### Written instruction
Across the listing below, count the lines that mention the string "Zambia". Reply with the figure only.

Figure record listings
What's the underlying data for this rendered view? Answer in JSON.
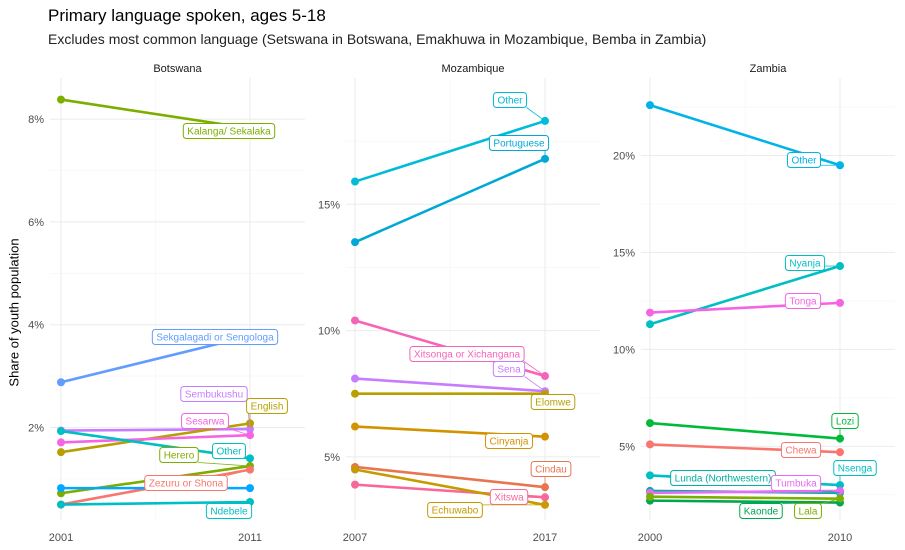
{
  "chart_data": {
    "type": "line",
    "title": "Primary language spoken, ages 5-18",
    "subtitle": "Excludes most common language (Setswana in Botswana, Emakhuwa in Mozambique, Bemba in Zambia)",
    "xlabel": "",
    "ylabel": "Share of youth population",
    "panels": [
      {
        "name": "Botswana",
        "x": [
          2001,
          2011
        ],
        "x_ticks": [
          "2001",
          "2011"
        ],
        "ylim": [
          0.2,
          8.8
        ],
        "y_ticks": [
          2,
          4,
          6,
          8
        ],
        "y_tick_labels": [
          "2%",
          "4%",
          "6%",
          "8%"
        ],
        "series": [
          {
            "name": "Kalanga/ Sekalaka",
            "values": [
              8.38,
              7.82
            ],
            "color": "#7cae00"
          },
          {
            "name": "Sekgalagadi or Sengologa",
            "values": [
              2.88,
              3.78
            ],
            "color": "#619cff"
          },
          {
            "name": "Sembukushu",
            "values": [
              1.94,
              1.97
            ],
            "color": "#c77cff"
          },
          {
            "name": "English",
            "values": [
              1.52,
              2.08
            ],
            "color": "#b79f00"
          },
          {
            "name": "Sesarwa",
            "values": [
              1.71,
              1.85
            ],
            "color": "#f564e3"
          },
          {
            "name": "Other",
            "values": [
              1.93,
              1.4
            ],
            "color": "#00bfc4"
          },
          {
            "name": "Herero",
            "values": [
              0.72,
              1.25
            ],
            "color": "#7cae00"
          },
          {
            "name": "Zezuru or Shona",
            "values": [
              0.5,
              1.18
            ],
            "color": "#f8766d"
          },
          {
            "name": "Ndebele",
            "values": [
              0.5,
              0.55
            ],
            "color": "#00bfc4"
          },
          {
            "name": "",
            "values": [
              0.82,
              0.82
            ],
            "color": "#00a9ff"
          }
        ]
      },
      {
        "name": "Mozambique",
        "x": [
          2007,
          2017
        ],
        "x_ticks": [
          "2007",
          "2017"
        ],
        "ylim": [
          2.5,
          20.0
        ],
        "y_ticks": [
          5,
          10,
          15
        ],
        "y_tick_labels": [
          "5%",
          "10%",
          "15%"
        ],
        "series": [
          {
            "name": "Other",
            "values": [
              15.9,
              18.3
            ],
            "color": "#00bcd8"
          },
          {
            "name": "Portuguese",
            "values": [
              13.5,
              16.8
            ],
            "color": "#00a9d4"
          },
          {
            "name": "Xitsonga or Xichangana",
            "values": [
              10.4,
              8.2
            ],
            "color": "#f564b8"
          },
          {
            "name": "Sena",
            "values": [
              8.1,
              7.6
            ],
            "color": "#c77cff"
          },
          {
            "name": "Elomwe",
            "values": [
              7.5,
              7.5
            ],
            "color": "#b79f00"
          },
          {
            "name": "Cinyanja",
            "values": [
              6.2,
              5.8
            ],
            "color": "#d39200"
          },
          {
            "name": "Cindau",
            "values": [
              4.6,
              3.8
            ],
            "color": "#e7754f"
          },
          {
            "name": "Xitswa",
            "values": [
              3.9,
              3.4
            ],
            "color": "#f8669a"
          },
          {
            "name": "Echuwabo",
            "values": [
              4.5,
              3.1
            ],
            "color": "#c59b00"
          }
        ]
      },
      {
        "name": "Zambia",
        "x": [
          2000,
          2010
        ],
        "x_ticks": [
          "2000",
          "2010"
        ],
        "ylim": [
          1.2,
          24.0
        ],
        "y_ticks": [
          5,
          10,
          15,
          20
        ],
        "y_tick_labels": [
          "5%",
          "10%",
          "15%",
          "20%"
        ],
        "series": [
          {
            "name": "Other",
            "values": [
              22.6,
              19.5
            ],
            "color": "#00b4e8"
          },
          {
            "name": "Nyanja",
            "values": [
              11.3,
              14.3
            ],
            "color": "#00bfc4"
          },
          {
            "name": "Tonga",
            "values": [
              11.9,
              12.4
            ],
            "color": "#f564e3"
          },
          {
            "name": "Lozi",
            "values": [
              6.2,
              5.4
            ],
            "color": "#00ba38"
          },
          {
            "name": "Chewa",
            "values": [
              5.1,
              4.7
            ],
            "color": "#f8766d"
          },
          {
            "name": "Nsenga",
            "values": [
              3.5,
              3.0
            ],
            "color": "#00bfc4"
          },
          {
            "name": "Lunda (Northwestern)",
            "values": [
              2.7,
              2.6
            ],
            "color": "#00b0a0"
          },
          {
            "name": "Tumbuka",
            "values": [
              2.6,
              2.7
            ],
            "color": "#e76bf3"
          },
          {
            "name": "Kaonde",
            "values": [
              2.2,
              2.1
            ],
            "color": "#00a650"
          },
          {
            "name": "Lala",
            "values": [
              2.4,
              2.3
            ],
            "color": "#7cae00"
          }
        ]
      }
    ]
  }
}
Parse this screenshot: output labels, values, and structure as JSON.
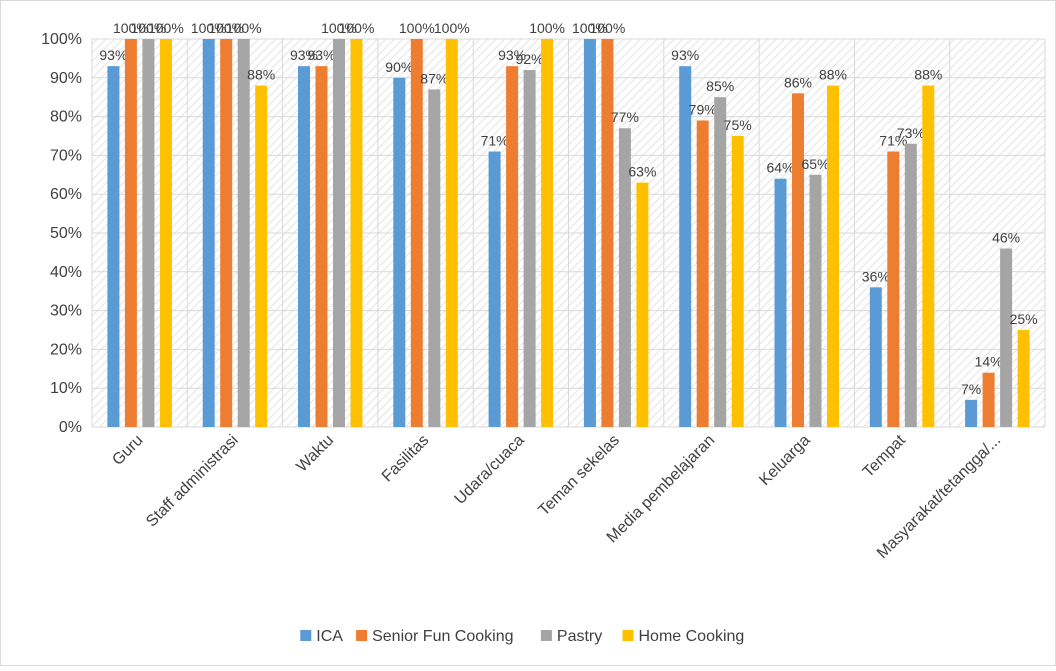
{
  "chart_data": {
    "type": "bar",
    "categories": [
      "Guru",
      "Staff administrasi",
      "Waktu",
      "Fasilitas",
      "Udara/cuaca",
      "Teman sekelas",
      "Media pembelajaran",
      "Keluarga",
      "Tempat",
      "Masyarakat/tetangga/..."
    ],
    "series": [
      {
        "name": "ICA",
        "color": "#5b9bd5",
        "values": [
          93,
          100,
          93,
          90,
          71,
          100,
          93,
          64,
          36,
          7
        ],
        "value_labels": [
          "93%",
          "100%",
          "93%",
          "90%",
          "71%",
          "100%",
          "93%",
          "64%",
          "36%",
          "7%"
        ]
      },
      {
        "name": "Senior Fun Cooking",
        "color": "#ed7d31",
        "values": [
          100,
          100,
          93,
          100,
          93,
          100,
          79,
          86,
          71,
          14
        ],
        "value_labels": [
          "100%",
          "100%",
          "93%",
          "100%",
          "93%",
          "100%",
          "79%",
          "86%",
          "71%",
          "14%"
        ]
      },
      {
        "name": "Pastry",
        "color": "#a5a5a5",
        "values": [
          100,
          100,
          100,
          87,
          92,
          77,
          85,
          65,
          73,
          46
        ],
        "value_labels": [
          "100%",
          "100%",
          "100%",
          "87%",
          "92%",
          "77%",
          "85%",
          "65%",
          "73%",
          "46%"
        ]
      },
      {
        "name": "Home Cooking",
        "color": "#ffc000",
        "values": [
          100,
          88,
          100,
          100,
          100,
          63,
          75,
          88,
          88,
          25
        ],
        "value_labels": [
          "100%",
          "88%",
          "100%",
          "100%",
          "100%",
          "63%",
          "75%",
          "88%",
          "88%",
          "25%"
        ]
      }
    ],
    "ylim": [
      0,
      100
    ],
    "yticks": [
      {
        "value": 0,
        "label": "0%"
      },
      {
        "value": 10,
        "label": "10%"
      },
      {
        "value": 20,
        "label": "20%"
      },
      {
        "value": 30,
        "label": "30%"
      },
      {
        "value": 40,
        "label": "40%"
      },
      {
        "value": 50,
        "label": "50%"
      },
      {
        "value": 60,
        "label": "60%"
      },
      {
        "value": 70,
        "label": "70%"
      },
      {
        "value": 80,
        "label": "80%"
      },
      {
        "value": 90,
        "label": "90%"
      },
      {
        "value": 100,
        "label": "100%"
      }
    ],
    "grid": true,
    "legend": "bottom"
  }
}
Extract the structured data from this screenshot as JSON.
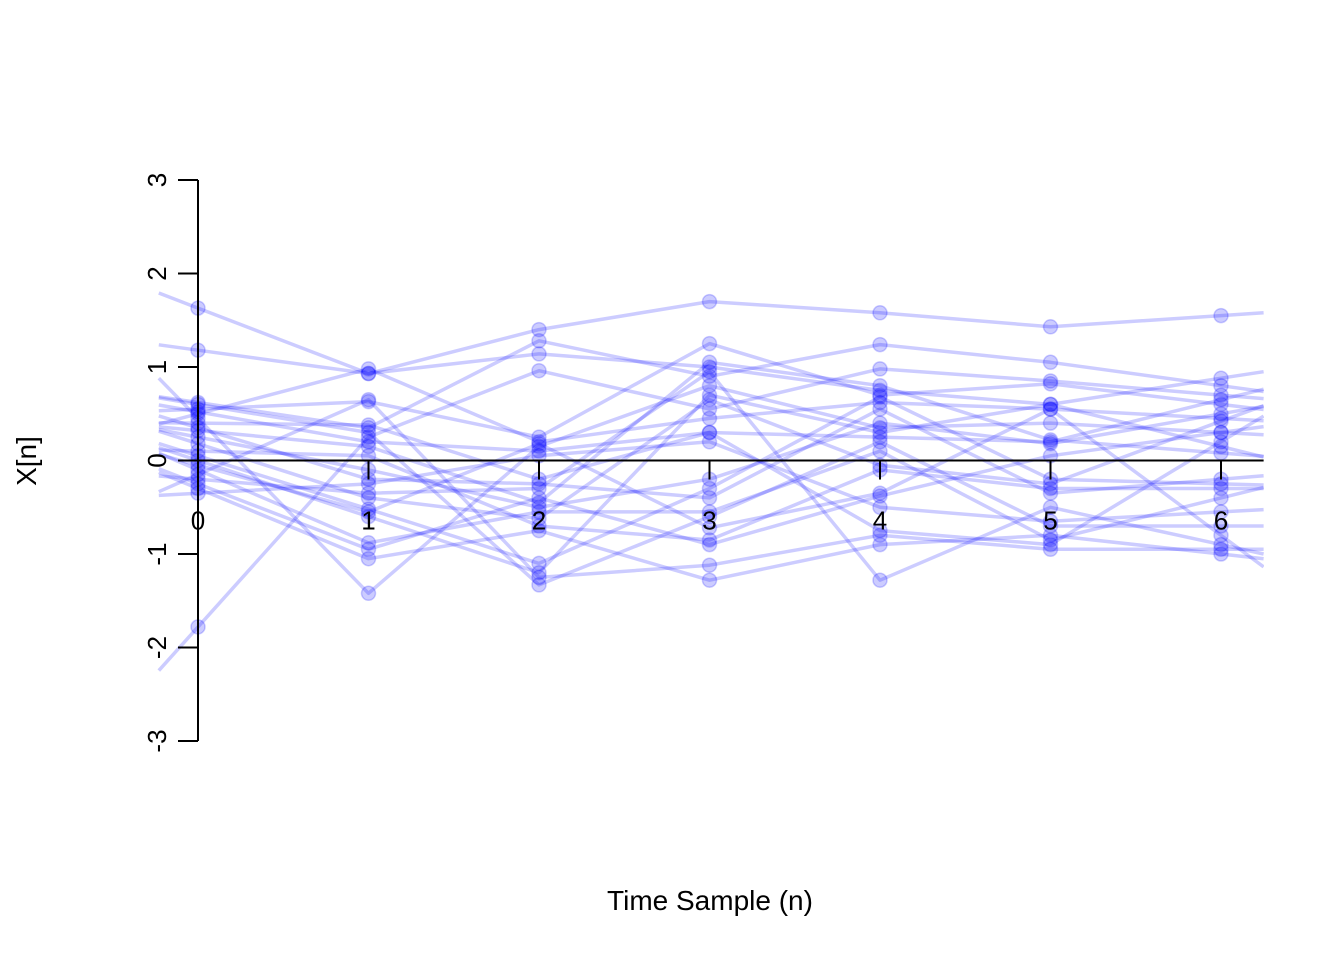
{
  "chart_data": {
    "type": "line",
    "title": "",
    "xlabel": "Time Sample (n)",
    "ylabel": "X[n]",
    "x": [
      0,
      1,
      2,
      3,
      4,
      5,
      6
    ],
    "xlim": [
      -0.23,
      6.25
    ],
    "ylim": [
      -3,
      3
    ],
    "x_ticks": [
      "0",
      "1",
      "2",
      "3",
      "4",
      "5",
      "6"
    ],
    "y_ticks": [
      "-3",
      "-2",
      "-1",
      "0",
      "1",
      "2",
      "3"
    ],
    "line_color": "#0000ff",
    "line_opacity": 0.2,
    "grid": false,
    "legend": "none",
    "series": [
      {
        "values": [
          1.63,
          0.93,
          1.4,
          1.7,
          1.58,
          1.43,
          1.55
        ]
      },
      {
        "values": [
          1.18,
          0.93,
          1.14,
          1.0,
          0.75,
          0.6,
          0.88
        ]
      },
      {
        "values": [
          0.62,
          0.35,
          1.28,
          0.9,
          1.24,
          1.05,
          0.8
        ]
      },
      {
        "values": [
          -1.78,
          0.25,
          0.96,
          0.55,
          0.98,
          0.85,
          0.7
        ]
      },
      {
        "values": [
          0.55,
          0.63,
          0.25,
          1.25,
          0.7,
          0.82,
          0.6
        ]
      },
      {
        "values": [
          0.5,
          0.98,
          0.2,
          0.45,
          0.62,
          0.55,
          0.45
        ]
      },
      {
        "values": [
          0.45,
          -1.42,
          0.15,
          0.8,
          0.35,
          0.4,
          0.3
        ]
      },
      {
        "values": [
          0.4,
          0.38,
          -0.2,
          0.3,
          0.25,
          0.2,
          0.65
        ]
      },
      {
        "values": [
          0.32,
          0.15,
          -0.45,
          1.05,
          0.8,
          0.22,
          0.08
        ]
      },
      {
        "values": [
          0.25,
          -0.1,
          -0.5,
          -0.2,
          0.4,
          0.18,
          0.5
        ]
      },
      {
        "values": [
          0.18,
          -0.4,
          -0.62,
          0.65,
          -0.05,
          -0.25,
          0.42
        ]
      },
      {
        "values": [
          0.1,
          0.05,
          -0.7,
          -0.85,
          -0.1,
          -0.3,
          -0.3
        ]
      },
      {
        "values": [
          0.05,
          -0.52,
          -1.1,
          -0.3,
          0.68,
          -0.2,
          -0.25
        ]
      },
      {
        "values": [
          -0.05,
          -0.55,
          0.18,
          -0.72,
          -0.35,
          0.55,
          -0.8
        ]
      },
      {
        "values": [
          -0.1,
          -0.88,
          -0.55,
          -0.55,
          0.1,
          -0.85,
          -0.4
        ]
      },
      {
        "values": [
          -0.15,
          0.65,
          -1.25,
          -1.12,
          -0.8,
          -0.95,
          -0.95
        ]
      },
      {
        "values": [
          -0.2,
          -0.35,
          -0.3,
          0.95,
          -1.28,
          -0.5,
          -0.9
        ]
      },
      {
        "values": [
          -0.25,
          -0.95,
          -0.4,
          -0.9,
          -0.38,
          0.05,
          0.3
        ]
      },
      {
        "values": [
          -0.3,
          -1.05,
          -0.75,
          -1.28,
          -0.9,
          -0.8,
          -1.0
        ]
      },
      {
        "values": [
          0.6,
          0.3,
          -1.33,
          -0.6,
          0.2,
          -0.7,
          -0.7
        ]
      },
      {
        "values": [
          0.52,
          0.2,
          0.1,
          0.3,
          -0.75,
          -0.9,
          0.2
        ]
      },
      {
        "values": [
          0.35,
          -0.2,
          -0.25,
          -0.4,
          0.55,
          -0.35,
          -0.2
        ]
      },
      {
        "values": [
          -0.35,
          -0.25,
          0.05,
          0.2,
          -0.5,
          -0.65,
          -0.55
        ]
      },
      {
        "values": [
          0.0,
          -0.6,
          -1.2,
          0.7,
          0.3,
          0.6,
          0.15
        ]
      }
    ]
  }
}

### Result for this exercise
2